» **OBJECTIVE**: Transcribe all of the material exactly. Any picture in it should be left out.

Collected data entries
--

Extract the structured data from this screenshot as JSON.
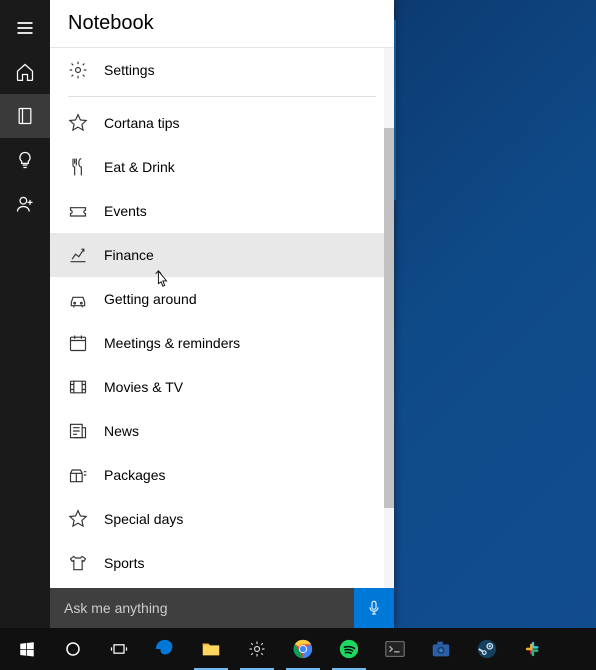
{
  "panel": {
    "title": "Notebook",
    "items": [
      {
        "icon": "gear-icon",
        "label": "Settings"
      },
      {
        "divider": true
      },
      {
        "icon": "star-outline-icon",
        "label": "Cortana tips"
      },
      {
        "icon": "cutlery-icon",
        "label": "Eat & Drink"
      },
      {
        "icon": "ticket-icon",
        "label": "Events"
      },
      {
        "icon": "stocks-icon",
        "label": "Finance",
        "hovered": true
      },
      {
        "icon": "car-icon",
        "label": "Getting around"
      },
      {
        "icon": "calendar-clock-icon",
        "label": "Meetings & reminders"
      },
      {
        "icon": "film-icon",
        "label": "Movies & TV"
      },
      {
        "icon": "newspaper-icon",
        "label": "News"
      },
      {
        "icon": "package-icon",
        "label": "Packages"
      },
      {
        "icon": "star-outline-icon",
        "label": "Special days"
      },
      {
        "icon": "tshirt-icon",
        "label": "Sports"
      }
    ],
    "search_placeholder": "Ask me anything"
  },
  "rail": [
    {
      "icon": "hamburger-icon"
    },
    {
      "icon": "home-icon"
    },
    {
      "icon": "notebook-icon",
      "active": true
    },
    {
      "icon": "lightbulb-icon"
    },
    {
      "icon": "person-add-icon"
    }
  ],
  "taskbar": [
    {
      "name": "start",
      "icon": "windows-icon"
    },
    {
      "name": "cortana",
      "icon": "cortana-ring-icon"
    },
    {
      "name": "task-view",
      "icon": "task-view-icon"
    },
    {
      "name": "edge",
      "icon": "edge-icon"
    },
    {
      "name": "file-explorer",
      "icon": "folder-icon",
      "active": true
    },
    {
      "name": "settings",
      "icon": "gear-icon",
      "active": true
    },
    {
      "name": "chrome",
      "icon": "chrome-icon",
      "active": true
    },
    {
      "name": "spotify",
      "icon": "spotify-icon",
      "active": true
    },
    {
      "name": "terminal",
      "icon": "terminal-icon"
    },
    {
      "name": "camera",
      "icon": "camera-icon"
    },
    {
      "name": "steam",
      "icon": "steam-icon"
    },
    {
      "name": "slack",
      "icon": "slack-icon"
    }
  ]
}
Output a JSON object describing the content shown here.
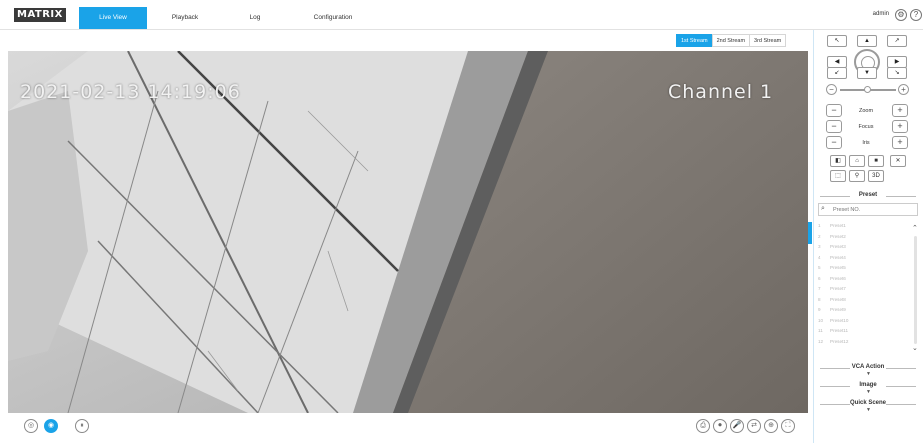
{
  "brand": {
    "logo_text": "MATRIX"
  },
  "nav": [
    {
      "label": "Live View",
      "active": true
    },
    {
      "label": "Playback",
      "active": false
    },
    {
      "label": "Log",
      "active": false
    },
    {
      "label": "Configuration",
      "active": false
    }
  ],
  "header": {
    "user": "admin",
    "settings_icon": "gear-icon",
    "help_label": "?"
  },
  "streams": [
    {
      "label": "1st Stream",
      "active": true
    },
    {
      "label": "2nd Stream",
      "active": false
    },
    {
      "label": "3rd Stream",
      "active": false
    }
  ],
  "video": {
    "timestamp": "2021-02-13 14:19:06",
    "channel": "Channel 1"
  },
  "ptz": {
    "directions": [
      "↖",
      "▲",
      "↗",
      "◀",
      "▶",
      "↙",
      "▼",
      "↘"
    ],
    "lens": {
      "zoom": "Zoom",
      "focus": "Focus",
      "iris": "Iris",
      "minus": "−",
      "plus": "+"
    },
    "zoom_minus": "−",
    "zoom_plus": "+",
    "tools": [
      "◧",
      "⌂",
      "■",
      "✕",
      "⬚",
      "⚲",
      "3D"
    ]
  },
  "preset": {
    "title": "Preset",
    "search_placeholder": "Preset NO.",
    "items": [
      {
        "num": "1",
        "name": "Preset1"
      },
      {
        "num": "2",
        "name": "Preset2"
      },
      {
        "num": "3",
        "name": "Preset3"
      },
      {
        "num": "4",
        "name": "Preset4"
      },
      {
        "num": "5",
        "name": "Preset5"
      },
      {
        "num": "6",
        "name": "Preset6"
      },
      {
        "num": "7",
        "name": "Preset7"
      },
      {
        "num": "8",
        "name": "Preset8"
      },
      {
        "num": "9",
        "name": "Preset9"
      },
      {
        "num": "10",
        "name": "Preset10"
      },
      {
        "num": "11",
        "name": "Preset11"
      },
      {
        "num": "12",
        "name": "Preset12"
      }
    ]
  },
  "sections": {
    "vca": "VCA Action",
    "image": "Image",
    "quick_scene": "Quick Scene"
  },
  "bottom_left": [
    "◎",
    "◉",
    "⏸"
  ],
  "bottom_right": [
    "⎙",
    "⏺",
    "🎤",
    "⇄",
    "⊕",
    "⛶"
  ],
  "colors": {
    "accent": "#1aa3e8"
  }
}
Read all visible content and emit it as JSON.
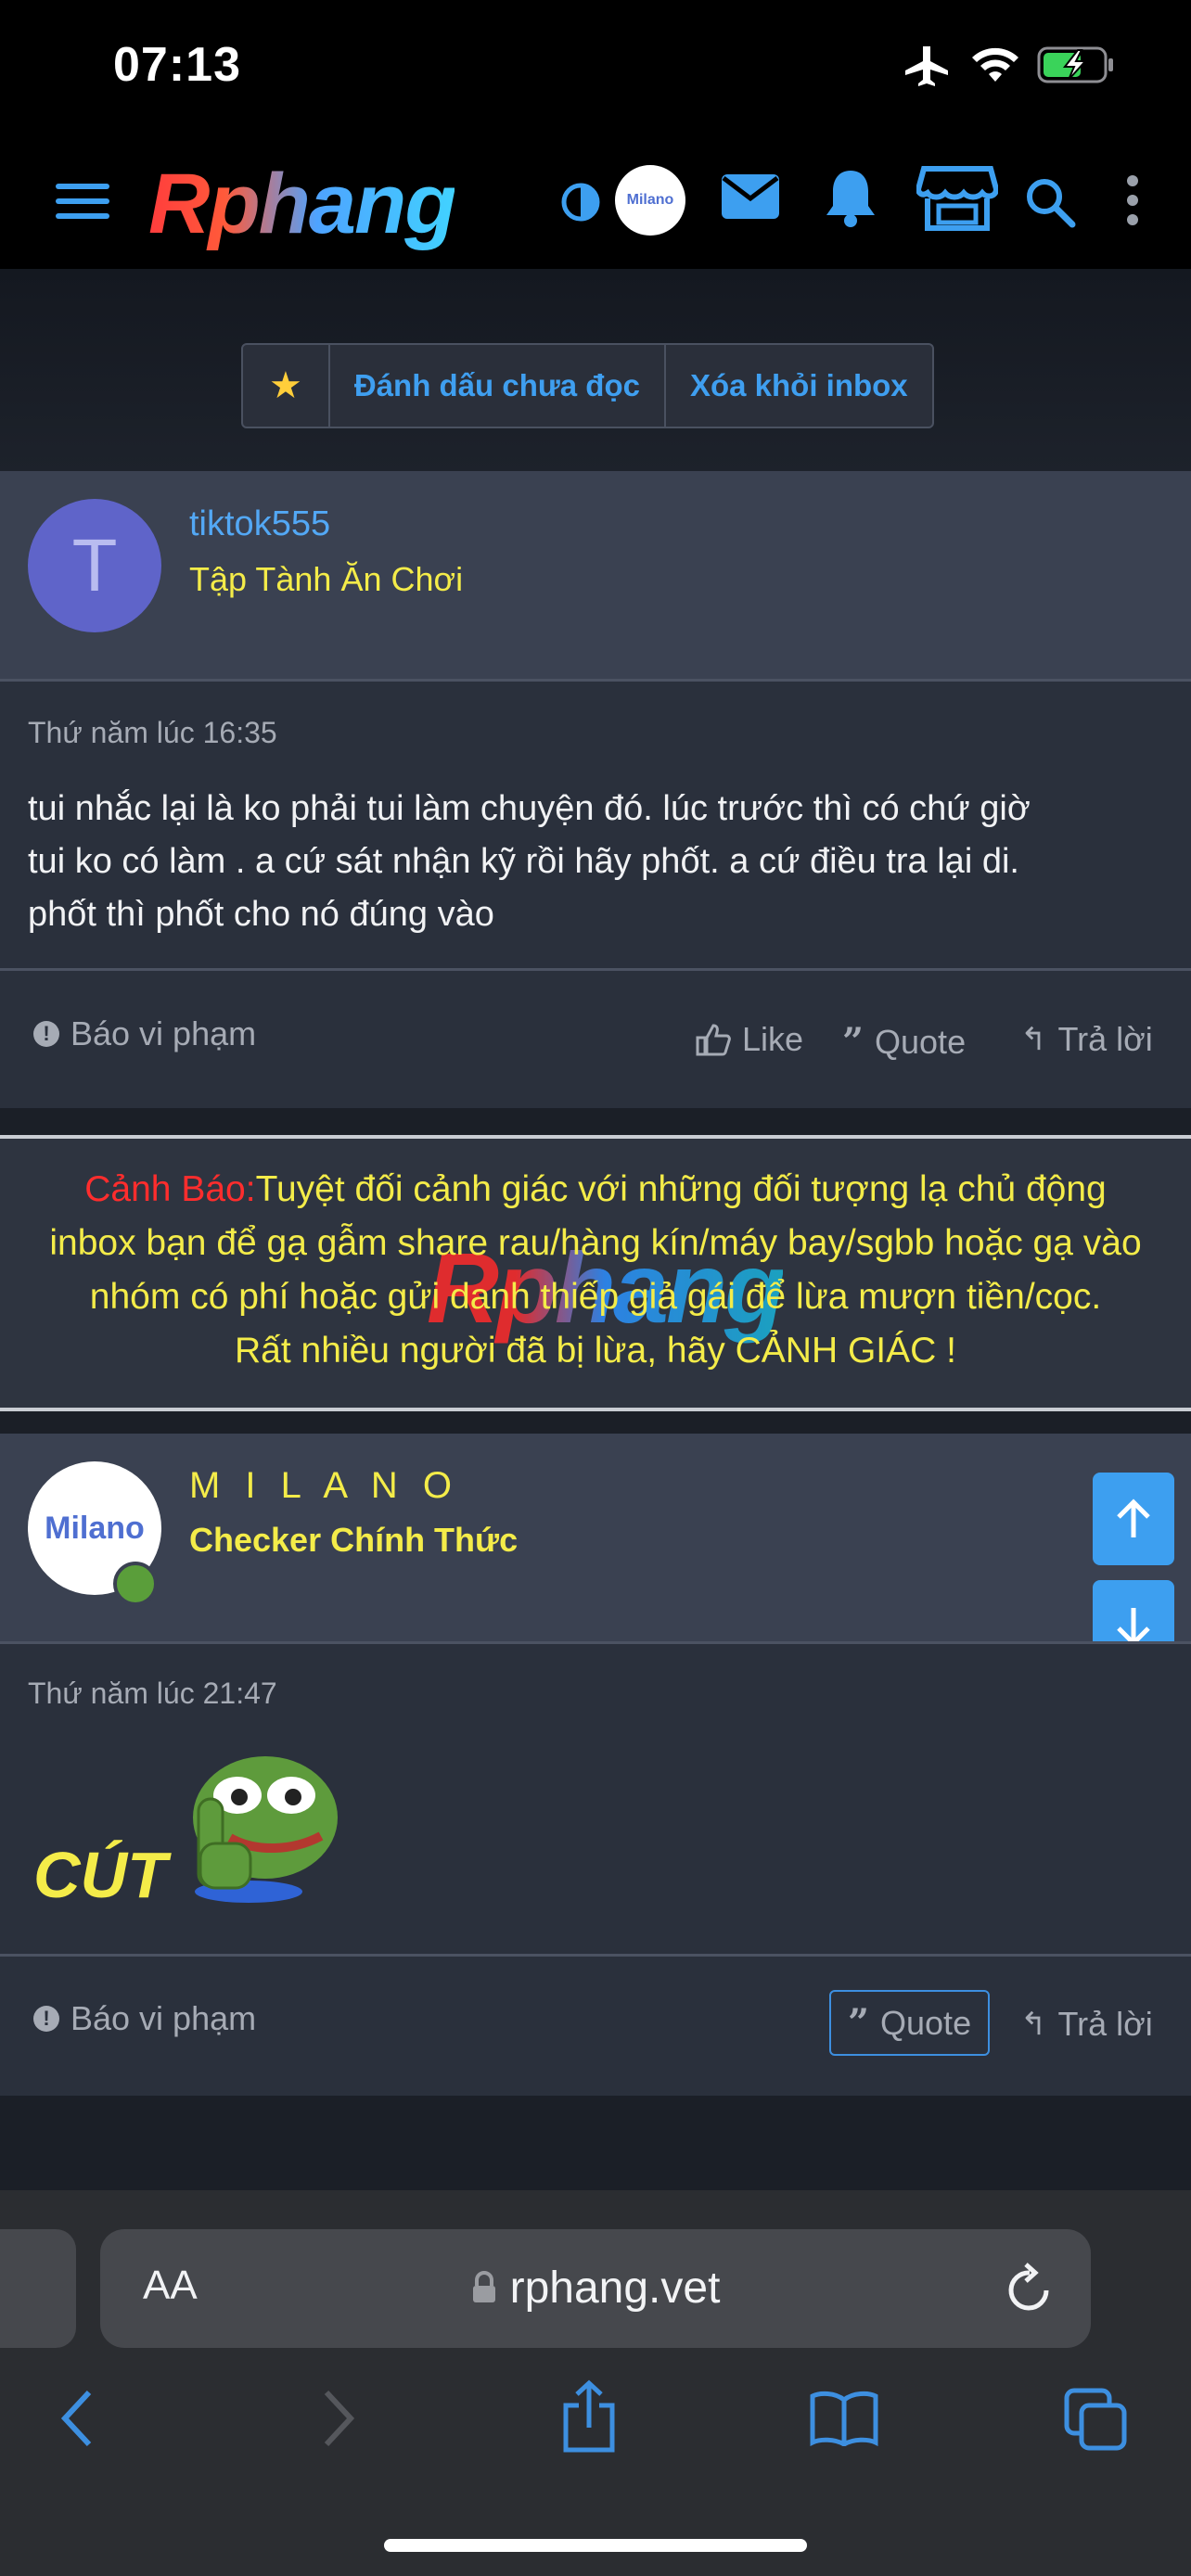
{
  "status": {
    "time": "07:13"
  },
  "header": {
    "logo_text": "Rphang",
    "avatar_text": "Milano"
  },
  "toolbar": {
    "mark_unread": "Đánh dấu chưa đọc",
    "remove_inbox": "Xóa khỏi inbox"
  },
  "posts": [
    {
      "avatar_letter": "T",
      "username": "tiktok555",
      "user_title": "Tập Tành Ăn Chơi",
      "date": "Thứ năm lúc 16:35",
      "text_lines": [
        "tui nhắc lại là ko phải tui làm chuyện đó. lúc trước thì có chứ giờ",
        "tui ko có làm . a cứ sát nhận kỹ rồi hãy phốt. a cứ điều tra lại di.",
        "phốt thì phốt cho nó đúng vào"
      ],
      "report": "Báo vi phạm",
      "like": "Like",
      "quote": "Quote",
      "reply": "Trả lời"
    },
    {
      "avatar_text": "Milano",
      "username": "M I L A N O",
      "user_title": "Checker Chính Thức",
      "date": "Thứ năm lúc 21:47",
      "sticker_text": "CÚT",
      "report": "Báo vi phạm",
      "quote": "Quote",
      "reply": "Trả lời"
    }
  ],
  "warning": {
    "label": "Cảnh Báo:",
    "line1": "Tuyệt đối cảnh giác với những đối tượng lạ chủ động",
    "line2": "inbox bạn để gạ gẫm share rau/hàng kín/máy bay/sgbb hoặc gạ vào",
    "line3": "nhóm có phí hoặc gửi danh thiếp giả gái để lừa mượn tiền/cọc.",
    "line4": "Rất nhiều người đã bị lừa, hãy CẢNH GIÁC !",
    "watermark": "Rphang"
  },
  "browser": {
    "aa": "AA",
    "url": "rphang.vet"
  },
  "colors": {
    "accent": "#53a8f5",
    "title_yellow": "#f4ec49",
    "warning_red": "#ff2d2d",
    "avatar_purple": "#5f64c9"
  }
}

--

» **SOLUTION**:
Extract the structured data from this screenshot as JSON.
{
  "panel": {
    "title": "Notebook",
    "items": [
      {
        "icon": "gear-icon",
        "label": "Settings"
      },
      {
        "divider": true
      },
      {
        "icon": "star-outline-icon",
        "label": "Cortana tips"
      },
      {
        "icon": "cutlery-icon",
        "label": "Eat & Drink"
      },
      {
        "icon": "ticket-icon",
        "label": "Events"
      },
      {
        "icon": "stocks-icon",
        "label": "Finance",
        "hovered": true
      },
      {
        "icon": "car-icon",
        "label": "Getting around"
      },
      {
        "icon": "calendar-clock-icon",
        "label": "Meetings & reminders"
      },
      {
        "icon": "film-icon",
        "label": "Movies & TV"
      },
      {
        "icon": "newspaper-icon",
        "label": "News"
      },
      {
        "icon": "package-icon",
        "label": "Packages"
      },
      {
        "icon": "star-outline-icon",
        "label": "Special days"
      },
      {
        "icon": "tshirt-icon",
        "label": "Sports"
      }
    ],
    "search_placeholder": "Ask me anything"
  },
  "rail": [
    {
      "icon": "hamburger-icon"
    },
    {
      "icon": "home-icon"
    },
    {
      "icon": "notebook-icon",
      "active": true
    },
    {
      "icon": "lightbulb-icon"
    },
    {
      "icon": "person-add-icon"
    }
  ],
  "taskbar": [
    {
      "name": "start",
      "icon": "windows-icon"
    },
    {
      "name": "cortana",
      "icon": "cortana-ring-icon"
    },
    {
      "name": "task-view",
      "icon": "task-view-icon"
    },
    {
      "name": "edge",
      "icon": "edge-icon"
    },
    {
      "name": "file-explorer",
      "icon": "folder-icon",
      "active": true
    },
    {
      "name": "settings",
      "icon": "gear-icon",
      "active": true
    },
    {
      "name": "chrome",
      "icon": "chrome-icon",
      "active": true
    },
    {
      "name": "spotify",
      "icon": "spotify-icon",
      "active": true
    },
    {
      "name": "terminal",
      "icon": "terminal-icon"
    },
    {
      "name": "camera",
      "icon": "camera-icon"
    },
    {
      "name": "steam",
      "icon": "steam-icon"
    },
    {
      "name": "slack",
      "icon": "slack-icon"
    }
  ]
}
Output a JSON object describing the content shown here.
{
  "brand": {
    "logo_text": "MATRIX"
  },
  "nav": [
    {
      "label": "Live View",
      "active": true
    },
    {
      "label": "Playback",
      "active": false
    },
    {
      "label": "Log",
      "active": false
    },
    {
      "label": "Configuration",
      "active": false
    }
  ],
  "header": {
    "user": "admin",
    "settings_icon": "gear-icon",
    "help_label": "?"
  },
  "streams": [
    {
      "label": "1st Stream",
      "active": true
    },
    {
      "label": "2nd Stream",
      "active": false
    },
    {
      "label": "3rd Stream",
      "active": false
    }
  ],
  "video": {
    "timestamp": "2021-02-13 14:19:06",
    "channel": "Channel 1"
  },
  "ptz": {
    "directions": [
      "↖",
      "▲",
      "↗",
      "◀",
      "▶",
      "↙",
      "▼",
      "↘"
    ],
    "lens": {
      "zoom": "Zoom",
      "focus": "Focus",
      "iris": "Iris",
      "minus": "−",
      "plus": "+"
    },
    "zoom_minus": "−",
    "zoom_plus": "+",
    "tools": [
      "◧",
      "⌂",
      "■",
      "✕",
      "⬚",
      "⚲",
      "3D"
    ]
  },
  "preset": {
    "title": "Preset",
    "search_placeholder": "Preset NO.",
    "items": [
      {
        "num": "1",
        "name": "Preset1"
      },
      {
        "num": "2",
        "name": "Preset2"
      },
      {
        "num": "3",
        "name": "Preset3"
      },
      {
        "num": "4",
        "name": "Preset4"
      },
      {
        "num": "5",
        "name": "Preset5"
      },
      {
        "num": "6",
        "name": "Preset6"
      },
      {
        "num": "7",
        "name": "Preset7"
      },
      {
        "num": "8",
        "name": "Preset8"
      },
      {
        "num": "9",
        "name": "Preset9"
      },
      {
        "num": "10",
        "name": "Preset10"
      },
      {
        "num": "11",
        "name": "Preset11"
      },
      {
        "num": "12",
        "name": "Preset12"
      }
    ]
  },
  "sections": {
    "vca": "VCA Action",
    "image": "Image",
    "quick_scene": "Quick Scene"
  },
  "bottom_left": [
    "◎",
    "◉",
    "⏸"
  ],
  "bottom_right": [
    "⎙",
    "⏺",
    "🎤",
    "⇄",
    "⊕",
    "⛶"
  ],
  "colors": {
    "accent": "#1aa3e8"
  }
}
Read all visible content and emit it as JSON.
{
  "status": {
    "time": "07:13"
  },
  "header": {
    "logo_text": "Rphang",
    "avatar_text": "Milano"
  },
  "toolbar": {
    "mark_unread": "Đánh dấu chưa đọc",
    "remove_inbox": "Xóa khỏi inbox"
  },
  "posts": [
    {
      "avatar_letter": "T",
      "username": "tiktok555",
      "user_title": "Tập Tành Ăn Chơi",
      "date": "Thứ năm lúc 16:35",
      "text_lines": [
        "tui nhắc lại là ko phải tui làm chuyện đó. lúc trước thì có chứ giờ",
        "tui ko có làm . a cứ sát nhận kỹ rồi hãy phốt. a cứ điều tra lại di.",
        "phốt thì phốt cho nó đúng vào"
      ],
      "report": "Báo vi phạm",
      "like": "Like",
      "quote": "Quote",
      "reply": "Trả lời"
    },
    {
      "avatar_text": "Milano",
      "username": "M I L A N O",
      "user_title": "Checker Chính Thức",
      "date": "Thứ năm lúc 21:47",
      "sticker_text": "CÚT",
      "report": "Báo vi phạm",
      "quote": "Quote",
      "reply": "Trả lời"
    }
  ],
  "warning": {
    "label": "Cảnh Báo:",
    "line1": "Tuyệt đối cảnh giác với những đối tượng lạ chủ động",
    "line2": "inbox bạn để gạ gẫm share rau/hàng kín/máy bay/sgbb hoặc gạ vào",
    "line3": "nhóm có phí hoặc gửi danh thiếp giả gái để lừa mượn tiền/cọc.",
    "line4": "Rất nhiều người đã bị lừa, hãy CẢNH GIÁC !",
    "watermark": "Rphang"
  },
  "browser": {
    "aa": "AA",
    "url": "rphang.vet"
  },
  "colors": {
    "accent": "#53a8f5",
    "title_yellow": "#f4ec49",
    "warning_red": "#ff2d2d",
    "avatar_purple": "#5f64c9"
  }
}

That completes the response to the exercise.